(Data items)
┄┄┄┄┄┄┄┄┄┄

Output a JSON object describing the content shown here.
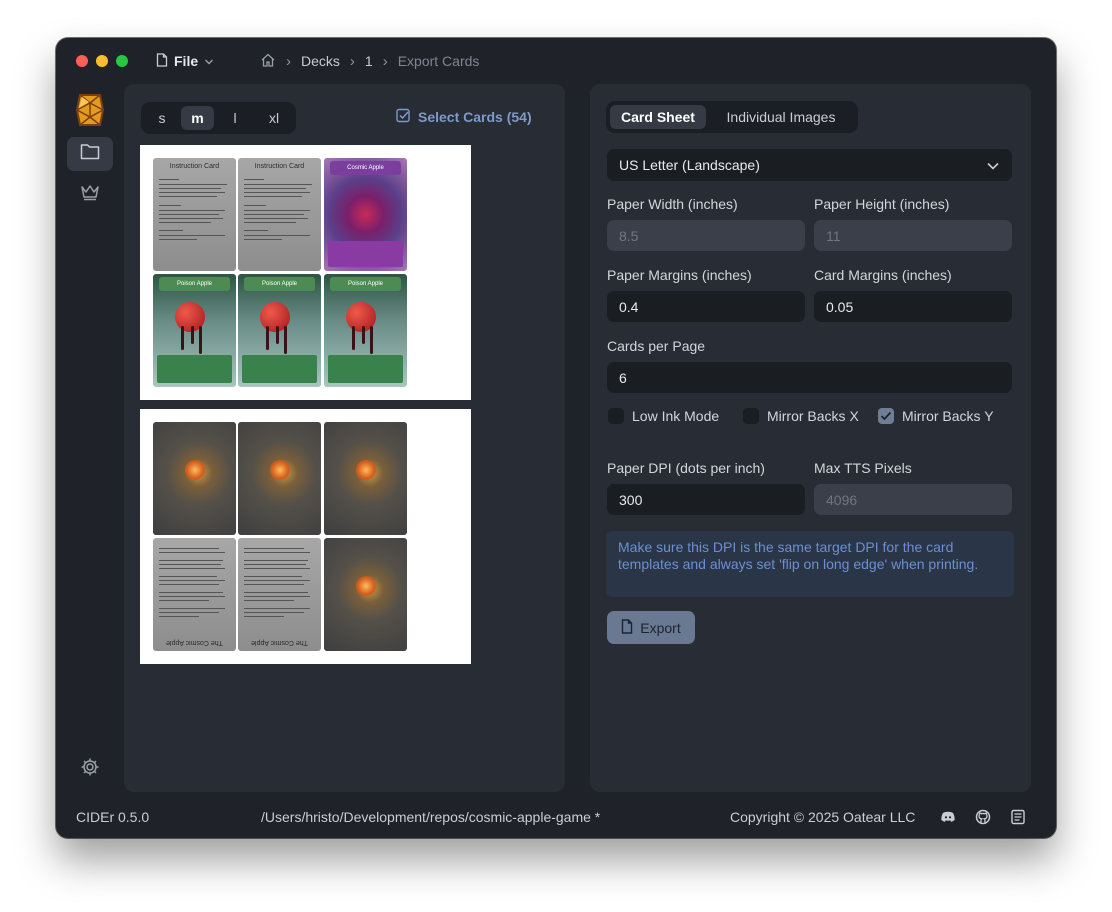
{
  "titlebar": {
    "menu_label": "File",
    "breadcrumb": [
      "Decks",
      "1",
      "Export Cards"
    ]
  },
  "sidebar": {
    "items": [
      {
        "icon": "folder-icon",
        "active": true
      },
      {
        "icon": "crown-icon",
        "active": false
      }
    ]
  },
  "left_panel": {
    "size_options": [
      "s",
      "m",
      "l",
      "xl"
    ],
    "size_selected": "m",
    "select_cards_label": "Select Cards (54)",
    "instruction_title": "Instruction Card",
    "cosmic_title": "Cosmic Apple",
    "poison_title": "Poison Apple",
    "back_title": "The Cosmic Apple"
  },
  "right_panel": {
    "tabs": [
      "Card Sheet",
      "Individual Images"
    ],
    "tab_selected": "Card Sheet",
    "paper_size": "US Letter (Landscape)",
    "paper_width_label": "Paper Width (inches)",
    "paper_width_value": "8.5",
    "paper_height_label": "Paper Height (inches)",
    "paper_height_value": "11",
    "paper_margins_label": "Paper Margins (inches)",
    "paper_margins_value": "0.4",
    "card_margins_label": "Card Margins (inches)",
    "card_margins_value": "0.05",
    "cards_per_page_label": "Cards per Page",
    "cards_per_page_value": "6",
    "low_ink_label": "Low Ink Mode",
    "low_ink_checked": false,
    "mirror_x_label": "Mirror Backs X",
    "mirror_x_checked": false,
    "mirror_y_label": "Mirror Backs Y",
    "mirror_y_checked": true,
    "paper_dpi_label": "Paper DPI (dots per inch)",
    "paper_dpi_value": "300",
    "max_tts_label": "Max TTS Pixels",
    "max_tts_value": "4096",
    "info_text": "Make sure this DPI is the same target DPI for the card templates and always set 'flip on long edge' when printing.",
    "export_label": "Export"
  },
  "statusbar": {
    "version": "CIDEr 0.5.0",
    "path": "/Users/hristo/Development/repos/cosmic-apple-game *",
    "copyright": "Copyright © 2025 Oatear LLC"
  },
  "colors": {
    "window_bg": "#1f2229",
    "panel_bg": "#282c35",
    "accent_text": "#7d9ac8",
    "button_bg": "#6a7992"
  }
}
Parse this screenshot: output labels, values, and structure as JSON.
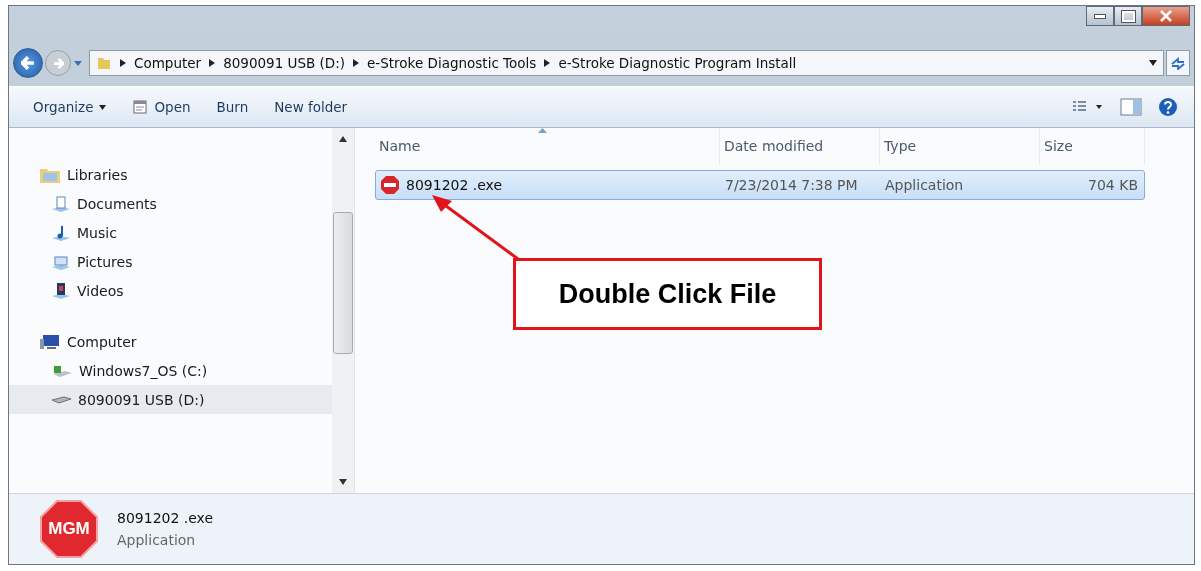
{
  "address_bar": {
    "path": [
      "Computer",
      "8090091 USB (D:)",
      "e-Stroke Diagnostic Tools",
      "e-Stroke Diagnostic Program Install"
    ]
  },
  "toolbar": {
    "items": [
      {
        "label": "Organize",
        "kind": "menu"
      },
      {
        "label": "Open",
        "kind": "open"
      },
      {
        "label": "Burn",
        "kind": "plain"
      },
      {
        "label": "New folder",
        "kind": "plain"
      }
    ]
  },
  "sidebar": {
    "groups": [
      {
        "label": "Libraries",
        "kind": "libraries",
        "selected": false,
        "children": [
          {
            "label": "Documents",
            "kind": "documents",
            "selected": false
          },
          {
            "label": "Music",
            "kind": "music",
            "selected": false
          },
          {
            "label": "Pictures",
            "kind": "pictures",
            "selected": false
          },
          {
            "label": "Videos",
            "kind": "videos",
            "selected": false
          }
        ]
      },
      {
        "label": "Computer",
        "kind": "computer",
        "selected": false,
        "children": [
          {
            "label": "Windows7_OS (C:)",
            "kind": "system-drive",
            "selected": false
          },
          {
            "label": "8090091 USB (D:)",
            "kind": "usb-drive",
            "selected": true
          }
        ]
      }
    ]
  },
  "file_list": {
    "columns": [
      {
        "label": "Name",
        "sorted": true
      },
      {
        "label": "Date modified",
        "sorted": false
      },
      {
        "label": "Type",
        "sorted": false
      },
      {
        "label": "Size",
        "sorted": false
      }
    ],
    "rows": [
      {
        "name": "8091202 .exe",
        "date": "7/23/2014 7:38 PM",
        "type": "Application",
        "size": "704 KB",
        "selected": true
      }
    ]
  },
  "details_pane": {
    "icon_label": "MGM",
    "name": "8091202 .exe",
    "type": "Application"
  },
  "callout": {
    "text": "Double Click File"
  }
}
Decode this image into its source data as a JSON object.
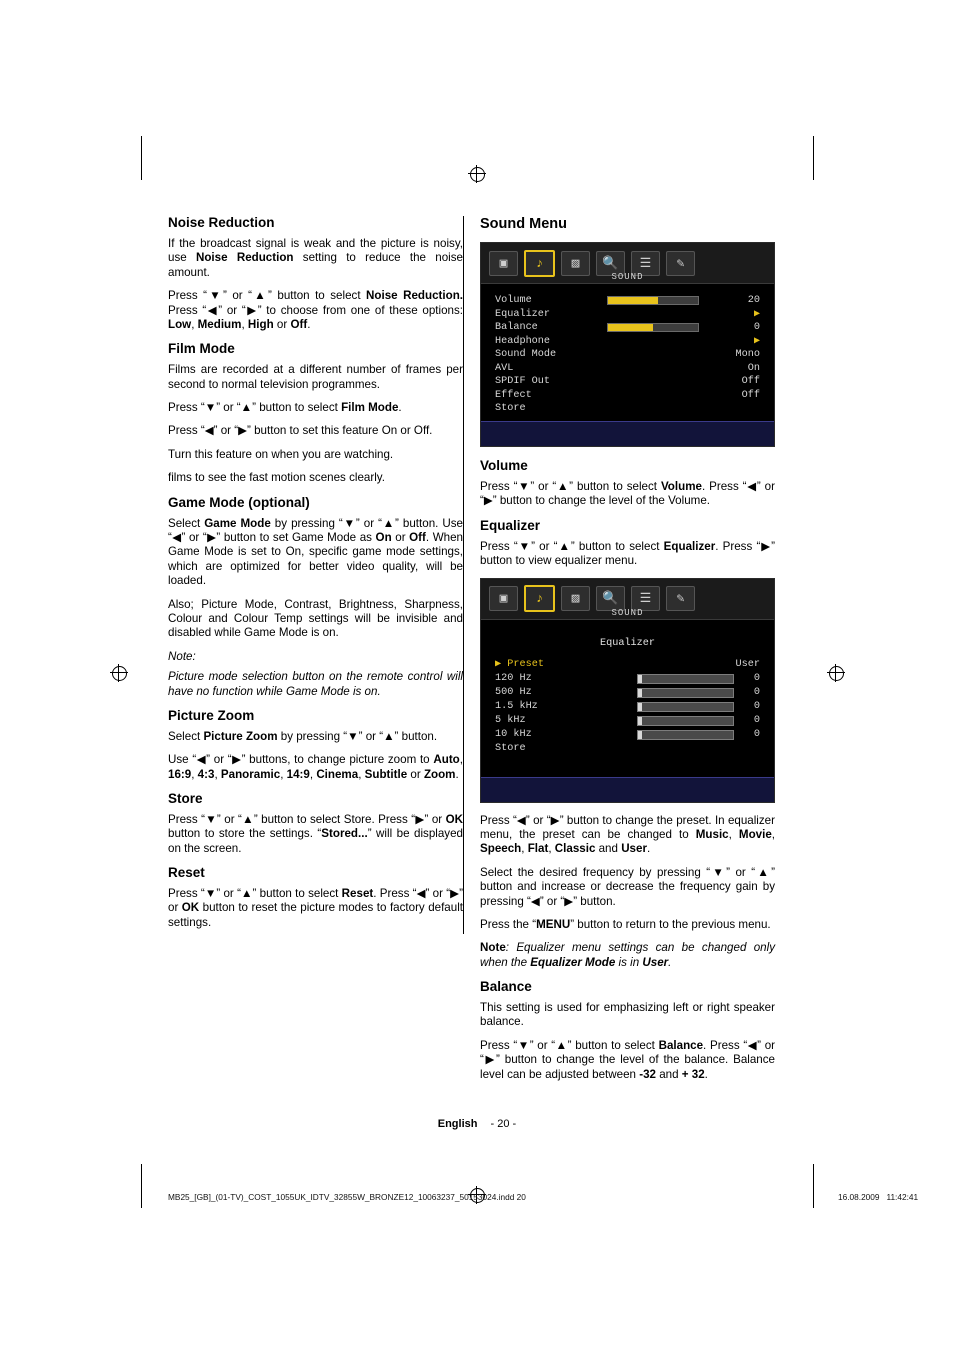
{
  "left_column": {
    "sections": [
      {
        "heading": "Noise Reduction",
        "paragraphs": [
          "If the broadcast signal is weak and the picture is noisy, use <b>Noise Reduction</b> setting to reduce the noise amount.",
          "Press “▼” or “▲” button to select <b>Noise Reduction.</b> Press “◀” or “▶” to choose from one of these options: <b>Low</b>, <b>Medium</b>, <b>High</b> or <b>Off</b>."
        ]
      },
      {
        "heading": "Film Mode",
        "paragraphs": [
          "Films are recorded at a different number of frames per second to normal television programmes.",
          "Press “▼” or “▲” button to select <b>Film Mode</b>.",
          "Press “◀” or “▶” button to set this feature On or Off.",
          "Turn this feature on when you are watching.",
          "films to see the fast motion scenes clearly."
        ]
      },
      {
        "heading": "Game Mode (optional)",
        "paragraphs": [
          "Select <b>Game Mode</b> by pressing “▼” or “▲” button. Use “◀” or “▶” button to set Game Mode as <b>On</b> or <b>Off</b>. When Game Mode is set to On, specific game mode settings, which are optimized for better video quality, will be loaded.",
          "Also; Picture Mode, Contrast, Brightness, Sharpness, Colour and Colour Temp settings will be invisible and disabled while Game Mode is on."
        ],
        "note_label": "Note:",
        "note_text": "Picture mode selection button on the remote control will have no function while Game Mode is on."
      },
      {
        "heading": "Picture Zoom",
        "paragraphs": [
          "Select <b>Picture Zoom</b> by pressing “▼” or “▲” button.",
          "Use “◀” or “▶” buttons, to change picture zoom  to <b>Auto</b>, <b>16:9</b>, <b>4:3</b>, <b>Panoramic</b>, <b>14:9</b>, <b>Cinema</b>, <b>Subtitle</b> or <b>Zoom</b>."
        ]
      },
      {
        "heading": "Store",
        "paragraphs": [
          "Press “▼” or “▲” button to select Store. Press “▶” or <b>OK</b> button to store the settings. “<b>Stored...</b>” will be displayed on the screen."
        ]
      },
      {
        "heading": "Reset",
        "paragraphs": [
          "Press “▼” or “▲” button to select <b>Reset</b>. Press “◀” or “▶” or <b>OK</b> button to reset the picture modes to factory default settings."
        ]
      }
    ]
  },
  "right_column": {
    "title": "Sound Menu",
    "sound_osd": {
      "menu_title": "SOUND",
      "icons": [
        "picture-icon",
        "sound-icon",
        "feature-icon",
        "install-icon",
        "source-icon",
        "pc-icon"
      ],
      "selected_icon_index": 1,
      "rows": [
        {
          "label": "Volume",
          "type": "bar",
          "fill": 55,
          "value": "20"
        },
        {
          "label": "Equalizer",
          "type": "arrow",
          "value": "▶"
        },
        {
          "label": "Balance",
          "type": "bar",
          "fill": 50,
          "value": "0"
        },
        {
          "label": "Headphone",
          "type": "arrow",
          "value": "▶"
        },
        {
          "label": "Sound Mode",
          "type": "text",
          "value": "Mono"
        },
        {
          "label": "AVL",
          "type": "text",
          "value": "On"
        },
        {
          "label": "SPDIF Out",
          "type": "text",
          "value": "Off"
        },
        {
          "label": "Effect",
          "type": "text",
          "value": "Off"
        },
        {
          "label": "Store",
          "type": "text",
          "value": ""
        }
      ]
    },
    "sections": [
      {
        "heading": "Volume",
        "paragraphs": [
          "Press “▼” or “▲” button to select <b>Volume</b>. Press “◀” or “▶” button to change the level of the Volume."
        ]
      },
      {
        "heading": "Equalizer",
        "paragraphs": [
          "Press “▼” or “▲” button to select <b>Equalizer</b>. Press “▶” button to view equalizer menu."
        ]
      }
    ],
    "equalizer_osd": {
      "menu_title": "SOUND",
      "caption": "Equalizer",
      "selected_icon_index": 1,
      "header": {
        "label": "Preset",
        "value": "User"
      },
      "bands": [
        {
          "label": "120 Hz",
          "value": "0"
        },
        {
          "label": "500 Hz",
          "value": "0"
        },
        {
          "label": "1.5 kHz",
          "value": "0"
        },
        {
          "label": "5 kHz",
          "value": "0"
        },
        {
          "label": "10 kHz",
          "value": "0"
        }
      ],
      "store_label": "Store"
    },
    "sections_after": [
      {
        "paragraphs": [
          "Press “◀” or “▶” button to change the preset. In equalizer menu, the preset can be changed to <b>Music</b>, <b>Movie</b>, <b>Speech</b>, <b>Flat</b>, <b>Classic</b> and <b>User</b>.",
          "Select the desired frequency by pressing “▼” or “▲” button and increase or decrease the frequency gain by pressing “◀” or “▶” button.",
          "Press the “<b>MENU</b>” button to return to the previous menu."
        ],
        "note": "<b>Note</b><i>: Equalizer menu settings can be changed only when the </i><b><i>Equalizer Mode</i></b><i> is in </i><b><i>User</i></b><i>.</i>"
      },
      {
        "heading": "Balance",
        "paragraphs": [
          "This setting is used for emphasizing left or right speaker balance.",
          "Press “▼” or “▲” button to select <b>Balance</b>. Press “◀” or “▶” button to change the level of the balance. Balance level can be adjusted between <b>-32</b> and <b>+ 32</b>."
        ]
      }
    ]
  },
  "footer": {
    "language": "English",
    "page": "- 20 -"
  },
  "print_info": {
    "filename": "MB25_[GB]_(01-TV)_COST_1055UK_IDTV_32855W_BRONZE12_10063237_50153024.indd   20",
    "datetime": "16.08.2009   11:42:41"
  }
}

┄┄┄┄┄┄┄┄┄┄

### [Exercise objective]
Pick each line holding the word "true" out of the listing.

### [Response to this exercise]
        "active": true
    "mirror_y_checked": true,
            "selected": true
        "sorted": true
        "selected": true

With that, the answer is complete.